──────── PASSAGE SHOWN

Like Wesley, Whitefield was despised by his Church of England, a fact which he greatly used to his advantage. Once again stodgy churchmen despised him and refused to let him preach in their churches. Whitefield had their refusals reported in the press reports sent domestically and abroad. So when he came to a region, thousands would listen to him outside – in a pouring rain if necessary – while his publicist friend would describe in detail for all the newspapers how the church in that region had forbidden him entrance. It made for delicious press – his own religious group rejected him and in so doing, forced thousands outside to listen to one of his sermons.
It was a narrative made for America. The American press fed and nurtured an already deeply suspicious public that plays well to American Christians to this day – that churches are not to be trusted because deep down they are opposed to the work of the gospel and only want control. They resist the Spirit. Today’s internet preachers and self-promoting ministries feed this conception – that the evangelist who is loosely tethered to a church is more trustworthy and more Spirit-led.
Whitefield’s strategies produced the same ecclesiastical results as did Wesley’s. He too organized a new denomination formed out of the Church of England and Wesley’s Methodists called the Calvinistic Methodists, although he dropped out of it within a decade. In the years after the denomination itself split into congregational and episcopal style organizations, and then later in Wales into a connectional polity. One man writes,
“Whitefield has been attributed with pioneering non-denominational, international, para-church ministry. He preached to the heart, and demanded a response. He utilized the media and blazed the trail which future generations of Evangelical Revivalists, chaplains, youth and student para-church leaders and Christian charities have followed.”
In such an environment, the doctrine of ecclesiology is submerged under visible ‘results,’ forming not biblical churches but rather networks and extra-ecclesial revivals.Whitefield’s successor, to some degree, was D.L. Moody, who had no ecclesiology. Instead, he had a doctrine of ‘work.’James F. Findlay, Jr., Dwight L. Moody: American Evangelist 1837-1890, pp. 246-48
Partisan Networks and Revivalism
By noting the original practices of evangelicalism we might smile that some Christians who judge evangelicalism as misguided, such as Fundamentalists, are themselves thoroughly evangelical in practice. They too practice the two distinctives of evangelicalism: partisan networking and revivalism.
Is it honest and fair to say partisan networks like Together for the Gospel, or The Gospel Coalition, or even the Fundamental Baptist Fellowship International are ecclesiastically misguided as judged by the apostolic writings? If that doesn’t sound narrow and legalistic, it at least sounds jealous or snobbish. But it’s not, and rather easily seen.

────────────────
──────── MATERIAL SUPPLIED

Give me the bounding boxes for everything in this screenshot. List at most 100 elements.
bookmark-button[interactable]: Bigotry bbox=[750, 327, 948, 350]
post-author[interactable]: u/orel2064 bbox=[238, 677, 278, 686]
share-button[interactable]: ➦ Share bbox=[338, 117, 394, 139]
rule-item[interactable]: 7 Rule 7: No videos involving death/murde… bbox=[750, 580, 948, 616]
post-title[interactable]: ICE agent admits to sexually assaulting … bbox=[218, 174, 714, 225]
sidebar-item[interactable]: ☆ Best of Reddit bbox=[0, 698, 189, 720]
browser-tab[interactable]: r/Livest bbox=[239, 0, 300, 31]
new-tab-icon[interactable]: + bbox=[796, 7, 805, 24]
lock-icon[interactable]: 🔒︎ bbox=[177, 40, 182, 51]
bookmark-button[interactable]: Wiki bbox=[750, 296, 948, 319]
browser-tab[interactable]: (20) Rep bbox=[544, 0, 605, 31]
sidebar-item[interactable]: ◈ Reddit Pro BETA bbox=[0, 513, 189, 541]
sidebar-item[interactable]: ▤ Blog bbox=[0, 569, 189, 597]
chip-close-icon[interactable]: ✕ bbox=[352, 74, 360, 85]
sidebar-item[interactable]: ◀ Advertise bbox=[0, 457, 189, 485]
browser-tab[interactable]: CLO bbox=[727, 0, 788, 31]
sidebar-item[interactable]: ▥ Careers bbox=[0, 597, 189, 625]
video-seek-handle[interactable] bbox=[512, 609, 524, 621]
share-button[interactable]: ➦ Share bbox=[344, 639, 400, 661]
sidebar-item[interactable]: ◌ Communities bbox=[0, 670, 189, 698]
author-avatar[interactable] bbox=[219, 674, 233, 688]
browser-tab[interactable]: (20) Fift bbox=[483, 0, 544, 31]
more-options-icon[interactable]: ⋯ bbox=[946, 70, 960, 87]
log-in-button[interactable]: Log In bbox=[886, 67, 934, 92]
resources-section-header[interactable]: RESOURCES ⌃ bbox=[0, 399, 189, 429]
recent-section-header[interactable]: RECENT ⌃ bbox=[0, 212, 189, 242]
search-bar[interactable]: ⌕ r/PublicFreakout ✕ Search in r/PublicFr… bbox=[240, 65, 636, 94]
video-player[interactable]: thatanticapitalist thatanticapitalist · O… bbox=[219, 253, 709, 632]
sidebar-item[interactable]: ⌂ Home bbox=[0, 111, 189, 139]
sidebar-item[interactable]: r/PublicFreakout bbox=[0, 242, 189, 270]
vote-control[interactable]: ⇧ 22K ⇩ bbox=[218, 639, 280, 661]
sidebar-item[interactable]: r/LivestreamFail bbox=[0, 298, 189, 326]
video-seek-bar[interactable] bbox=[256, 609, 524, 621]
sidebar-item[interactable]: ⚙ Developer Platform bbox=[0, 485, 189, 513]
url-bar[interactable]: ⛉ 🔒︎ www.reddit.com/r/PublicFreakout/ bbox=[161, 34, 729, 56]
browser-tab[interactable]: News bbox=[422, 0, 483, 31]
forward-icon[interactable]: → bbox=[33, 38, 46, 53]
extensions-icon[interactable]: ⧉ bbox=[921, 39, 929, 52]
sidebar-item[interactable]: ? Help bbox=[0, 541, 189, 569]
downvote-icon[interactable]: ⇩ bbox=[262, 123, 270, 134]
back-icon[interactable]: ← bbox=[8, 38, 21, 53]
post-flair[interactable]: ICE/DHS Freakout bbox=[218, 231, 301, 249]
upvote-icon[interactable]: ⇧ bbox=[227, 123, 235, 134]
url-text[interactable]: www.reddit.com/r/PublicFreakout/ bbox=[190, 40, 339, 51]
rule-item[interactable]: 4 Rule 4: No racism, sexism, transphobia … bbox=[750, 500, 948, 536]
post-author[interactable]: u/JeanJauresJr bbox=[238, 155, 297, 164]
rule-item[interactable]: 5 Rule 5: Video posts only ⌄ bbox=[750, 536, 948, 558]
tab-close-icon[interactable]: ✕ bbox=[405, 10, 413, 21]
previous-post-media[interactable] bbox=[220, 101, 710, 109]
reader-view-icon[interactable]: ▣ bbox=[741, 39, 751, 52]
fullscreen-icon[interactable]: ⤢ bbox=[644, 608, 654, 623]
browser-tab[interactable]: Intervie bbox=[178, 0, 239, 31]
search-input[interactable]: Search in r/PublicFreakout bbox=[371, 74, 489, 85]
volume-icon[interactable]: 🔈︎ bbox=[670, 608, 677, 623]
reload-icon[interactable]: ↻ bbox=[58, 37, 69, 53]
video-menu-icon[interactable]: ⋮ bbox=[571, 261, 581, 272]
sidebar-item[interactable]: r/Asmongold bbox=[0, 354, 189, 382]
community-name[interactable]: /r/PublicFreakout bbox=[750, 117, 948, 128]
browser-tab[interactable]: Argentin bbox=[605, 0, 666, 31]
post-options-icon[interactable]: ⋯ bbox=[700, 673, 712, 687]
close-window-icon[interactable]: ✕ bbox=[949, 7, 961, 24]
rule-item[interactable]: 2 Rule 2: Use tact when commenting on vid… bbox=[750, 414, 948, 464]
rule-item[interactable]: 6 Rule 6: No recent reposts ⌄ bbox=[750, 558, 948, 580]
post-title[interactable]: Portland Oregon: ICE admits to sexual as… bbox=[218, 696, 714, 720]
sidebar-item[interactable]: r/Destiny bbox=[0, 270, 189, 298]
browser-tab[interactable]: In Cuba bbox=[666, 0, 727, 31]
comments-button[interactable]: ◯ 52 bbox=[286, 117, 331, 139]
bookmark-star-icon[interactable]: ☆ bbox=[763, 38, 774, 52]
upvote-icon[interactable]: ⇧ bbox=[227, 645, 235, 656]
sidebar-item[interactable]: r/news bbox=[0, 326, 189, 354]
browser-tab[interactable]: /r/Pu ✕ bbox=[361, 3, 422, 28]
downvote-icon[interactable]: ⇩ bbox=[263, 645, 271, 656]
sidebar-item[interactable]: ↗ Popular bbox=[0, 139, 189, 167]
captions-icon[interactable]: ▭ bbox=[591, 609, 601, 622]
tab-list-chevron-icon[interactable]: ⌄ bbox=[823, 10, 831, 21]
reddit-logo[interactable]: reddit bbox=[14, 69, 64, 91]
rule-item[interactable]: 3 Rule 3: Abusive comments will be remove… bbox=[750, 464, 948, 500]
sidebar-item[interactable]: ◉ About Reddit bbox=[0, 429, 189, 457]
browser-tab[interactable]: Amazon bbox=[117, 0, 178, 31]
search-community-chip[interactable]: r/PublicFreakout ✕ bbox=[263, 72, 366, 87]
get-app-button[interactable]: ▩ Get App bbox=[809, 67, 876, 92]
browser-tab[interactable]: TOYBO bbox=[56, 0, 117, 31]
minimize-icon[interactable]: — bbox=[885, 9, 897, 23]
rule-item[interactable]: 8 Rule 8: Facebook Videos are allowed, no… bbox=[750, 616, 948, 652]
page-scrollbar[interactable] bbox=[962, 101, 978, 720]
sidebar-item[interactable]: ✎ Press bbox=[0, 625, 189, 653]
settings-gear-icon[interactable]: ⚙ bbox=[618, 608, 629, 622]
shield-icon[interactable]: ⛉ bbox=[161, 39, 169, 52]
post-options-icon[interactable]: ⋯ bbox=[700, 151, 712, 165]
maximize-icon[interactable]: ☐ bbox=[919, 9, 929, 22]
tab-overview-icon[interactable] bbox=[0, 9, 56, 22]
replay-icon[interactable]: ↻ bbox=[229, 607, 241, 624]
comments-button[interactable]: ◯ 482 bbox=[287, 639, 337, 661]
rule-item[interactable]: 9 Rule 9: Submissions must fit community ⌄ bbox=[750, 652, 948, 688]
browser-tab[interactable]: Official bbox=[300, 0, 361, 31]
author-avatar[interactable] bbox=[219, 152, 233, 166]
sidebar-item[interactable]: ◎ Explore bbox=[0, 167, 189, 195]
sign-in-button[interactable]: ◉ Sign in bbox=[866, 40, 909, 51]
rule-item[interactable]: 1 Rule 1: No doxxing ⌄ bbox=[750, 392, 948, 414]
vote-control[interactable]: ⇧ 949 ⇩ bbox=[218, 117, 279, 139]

────────────────

* _WHAT IS EXPECTED_: Print the stretch of the Whitefield passage that begins at the words "Like Wesley, Whitefield" and ends after "of his sermons.".

* _ANSWER_:
Like Wesley, Whitefield was despised by his Church of England, a fact which he greatly used to his advantage. Once again stodgy churchmen despised him and refused to let him preach in their churches. Whitefield had their refusals reported in the press reports sent domestically and abroad. So when he came to a region, thousands would listen to him outside – in a pouring rain if necessary – while his publicist friend would describe in detail for all the newspapers how the church in that region had forbidden him entrance. It made for delicious press – his own religious group rejected him and in so doing, forced thousands outside to listen to one of his sermons.